▸ To be done
Extract each line holding the word "develop" from the entries.

## begin Data

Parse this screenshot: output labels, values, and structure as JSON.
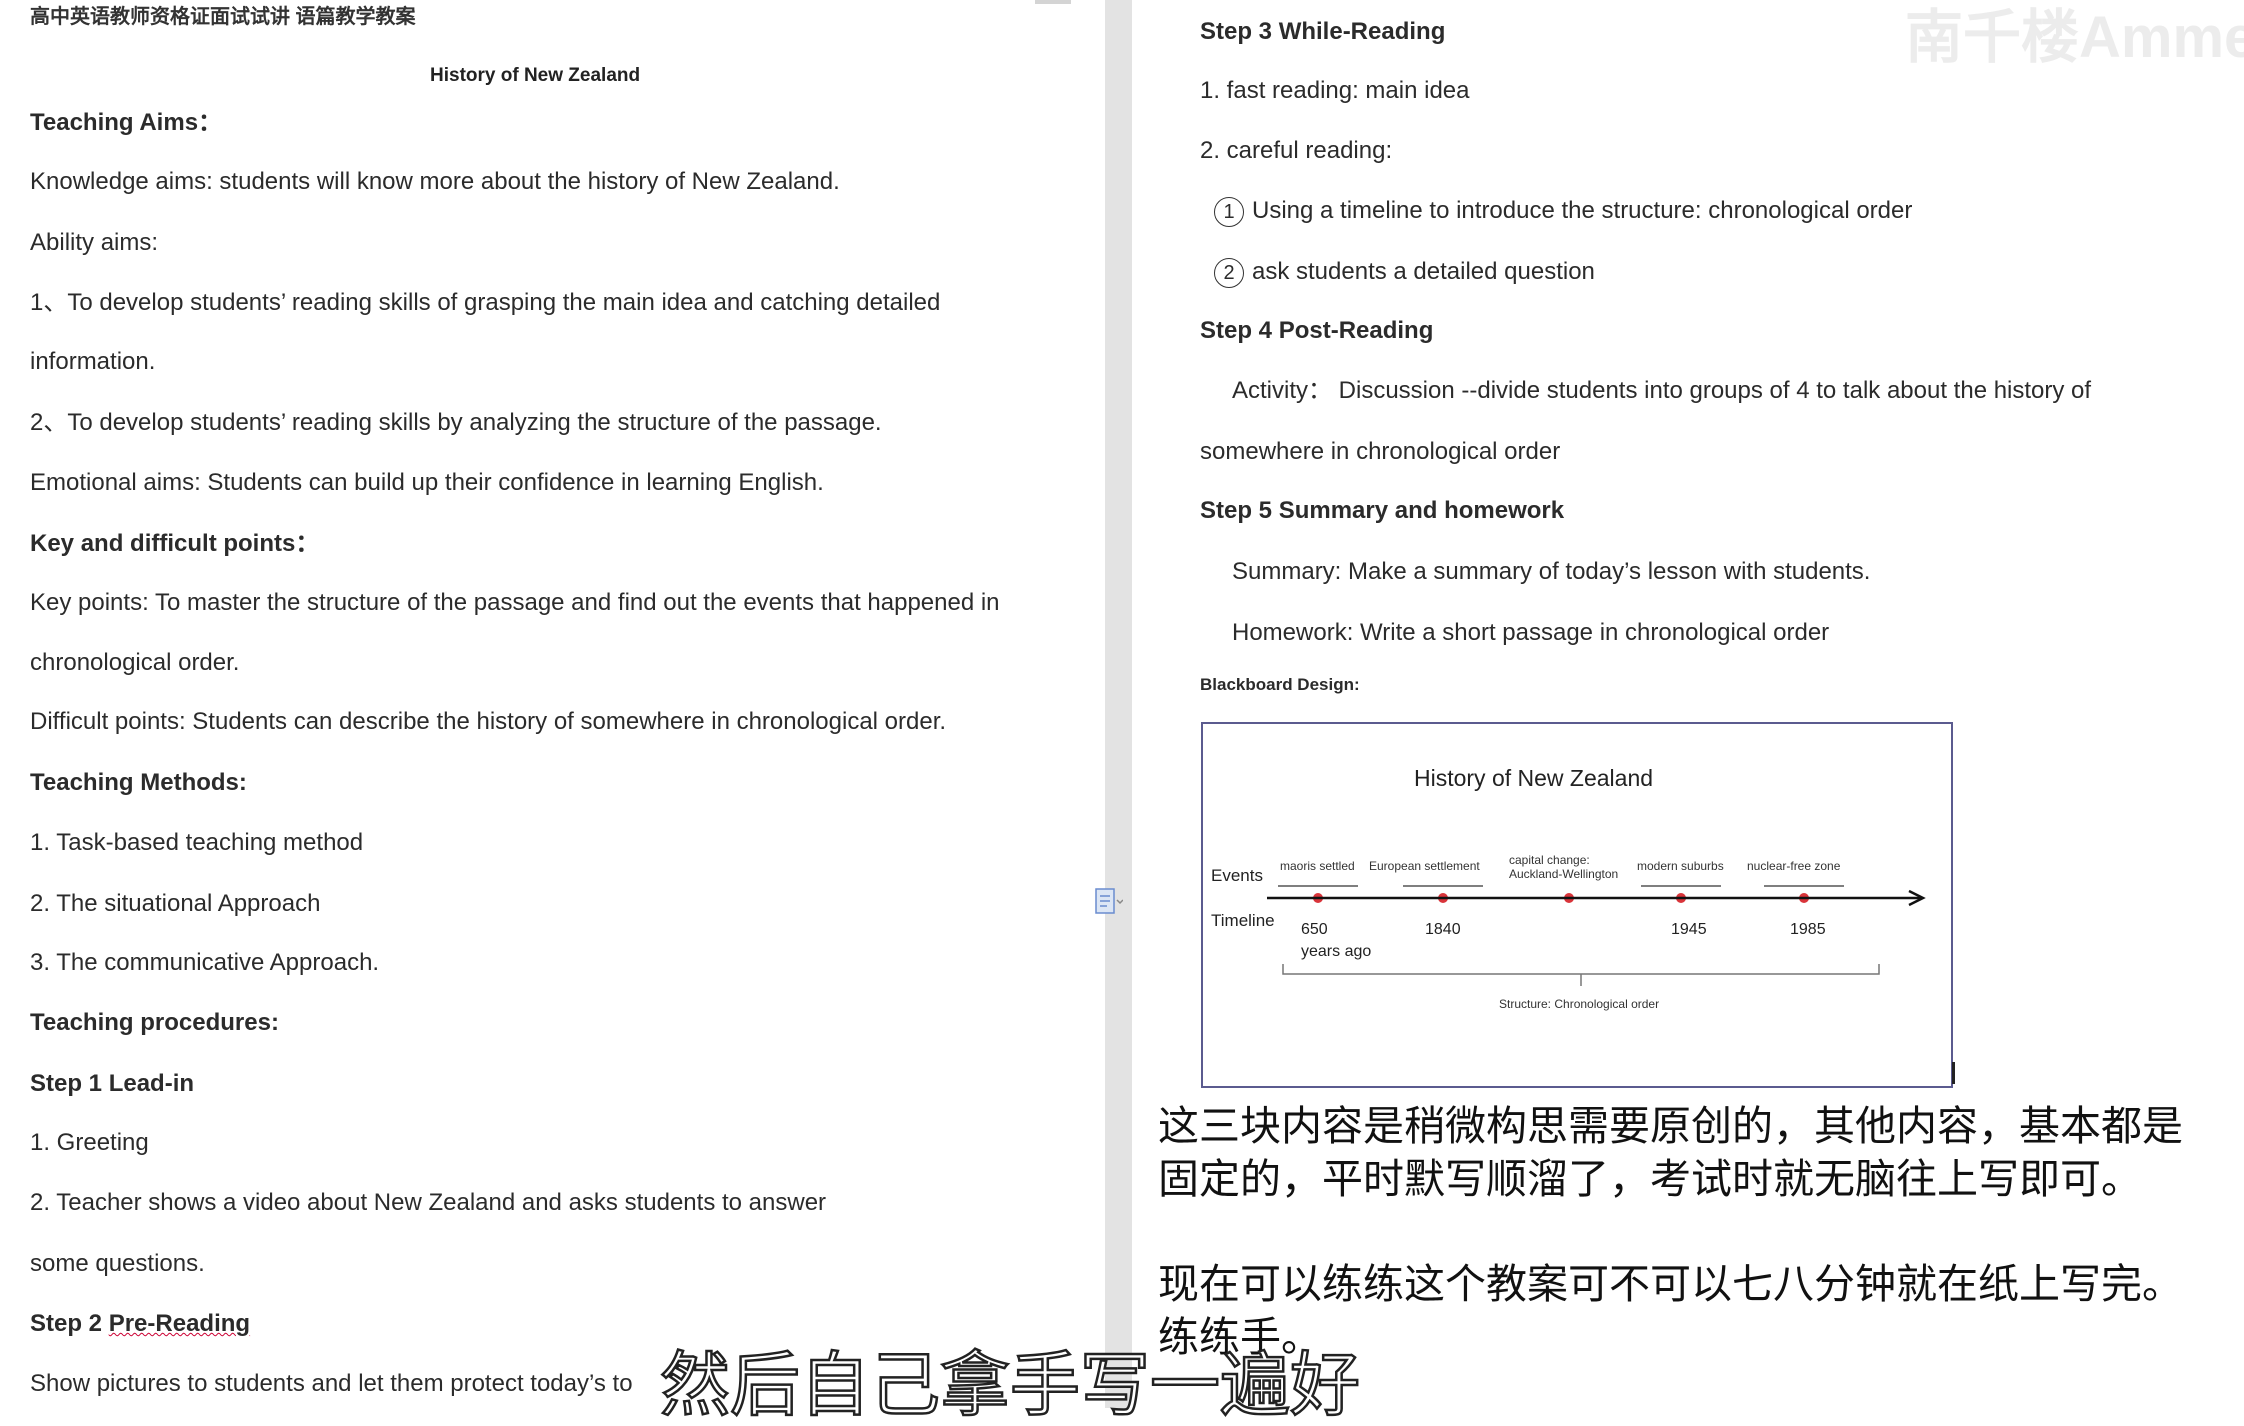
{
  "doc_header": "高中英语教师资格证面试试讲  语篇教学教案",
  "left": {
    "title": "History of New Zealand",
    "teaching_aims_heading": "Teaching Aims：",
    "knowledge_aims": "Knowledge aims: students will know more about the history of New Zealand.",
    "ability_aims": "Ability aims:",
    "ability_1a": "1、To develop students’ reading skills of grasping the main idea and catching detailed",
    "ability_1b": "information.",
    "ability_2": "2、To develop students’ reading skills by analyzing the structure of the passage.",
    "emotional_aims": "Emotional aims: Students can build up their confidence in learning English.",
    "key_points_heading": "Key and difficult points：",
    "key_points_a": "Key points: To master the structure of the passage and find out the events that happened in",
    "key_points_b": "chronological order.",
    "difficult_points": "Difficult points: Students can describe the history of somewhere in chronological order.",
    "methods_heading": "Teaching Methods:",
    "method_1": "1. Task-based teaching method",
    "method_2": "2. The situational Approach",
    "method_3": "3. The communicative Approach.",
    "procedures_heading": "Teaching procedures:",
    "step1_heading": "Step 1 Lead-in",
    "step1_1": "1. Greeting",
    "step1_2a": "2. Teacher shows a video about New Zealand and asks students to answer",
    "step1_2b": "some questions.",
    "step2_heading_a": "Step 2 ",
    "step2_heading_b": "Pre-Reading",
    "step2_text": "Show pictures to students and let them protect today’s to"
  },
  "right": {
    "step3_heading": "Step 3 While-Reading",
    "step3_1": "1. fast reading: main idea",
    "step3_2": "2. careful reading:",
    "step3_2_1_num": "1",
    "step3_2_1": "Using a timeline to introduce the structure: chronological order",
    "step3_2_2_num": "2",
    "step3_2_2": "ask students a detailed question",
    "step4_heading": "Step 4 Post-Reading",
    "step4_activity_a": "Activity：   Discussion --divide students into groups of 4 to talk about the history of",
    "step4_activity_b": "somewhere in chronological order",
    "step5_heading": "Step 5 Summary and homework",
    "summary": "Summary: Make a summary of today’s lesson with students.",
    "homework": "Homework: Write a short passage in chronological order",
    "blackboard_heading": "Blackboard Design:"
  },
  "blackboard": {
    "title": "History of  New Zealand",
    "events_label": "Events",
    "timeline_label": "Timeline",
    "events": [
      "maoris settled",
      "European settlement",
      "capital change:",
      "modern suburbs",
      "nuclear-free zone"
    ],
    "event_extra": "Auckland-Wellington",
    "dates": [
      "650",
      "1840",
      "",
      "1945",
      "1985"
    ],
    "date_extra": "years ago",
    "structure": "Structure: Chronological order",
    "dot_color": "#d9343a",
    "line_color": "#111111"
  },
  "captions": {
    "line1": "这三块内容是稍微构思需要原创的，其他内容，基本都是",
    "line2": "固定的，平时默写顺溜了，考试时就无脑往上写即可。",
    "line3": "现在可以练练这个教案可不可以七八分钟就在纸上写完。",
    "line4": "练练手。",
    "subtitle": "然后自己拿手写一遍好",
    "watermark": "南千楼Amme"
  }
}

## end Data

▸ Output of the task
    "ability_1a": "1、To develop students’ reading skills of grasping the main idea and catching detailed",
    "ability_2": "2、To develop students’ reading skills by analyzing the structure of the passage.",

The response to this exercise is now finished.